◆ Exercise aim ◆
Reproduce all entries word for word.

◆ Supplied material ◆
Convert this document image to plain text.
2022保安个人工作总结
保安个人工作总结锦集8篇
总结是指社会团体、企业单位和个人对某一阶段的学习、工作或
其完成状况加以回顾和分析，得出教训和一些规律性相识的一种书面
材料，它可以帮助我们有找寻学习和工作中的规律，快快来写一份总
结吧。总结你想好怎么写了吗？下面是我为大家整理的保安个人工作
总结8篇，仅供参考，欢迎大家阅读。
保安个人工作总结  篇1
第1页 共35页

◆ Exercise response ◆
Convert this document image to plain text.
2022保安个人工作总结
保安个人工作总结锦集8篇
总结是指社会团体、企业单位和个人对某一阶段的学习、工作或
其完成状况加以回顾和分析，得出教训和一些规律性相识的一种书面
材料，它可以帮助我们有找寻学习和工作中的规律，快快来写一份总
结吧。总结你想好怎么写了吗？下面是我为大家整理的保安个人工作
总结8篇，仅供参考，欢迎大家阅读。
保安个人工作总结  篇1
第1页 共35页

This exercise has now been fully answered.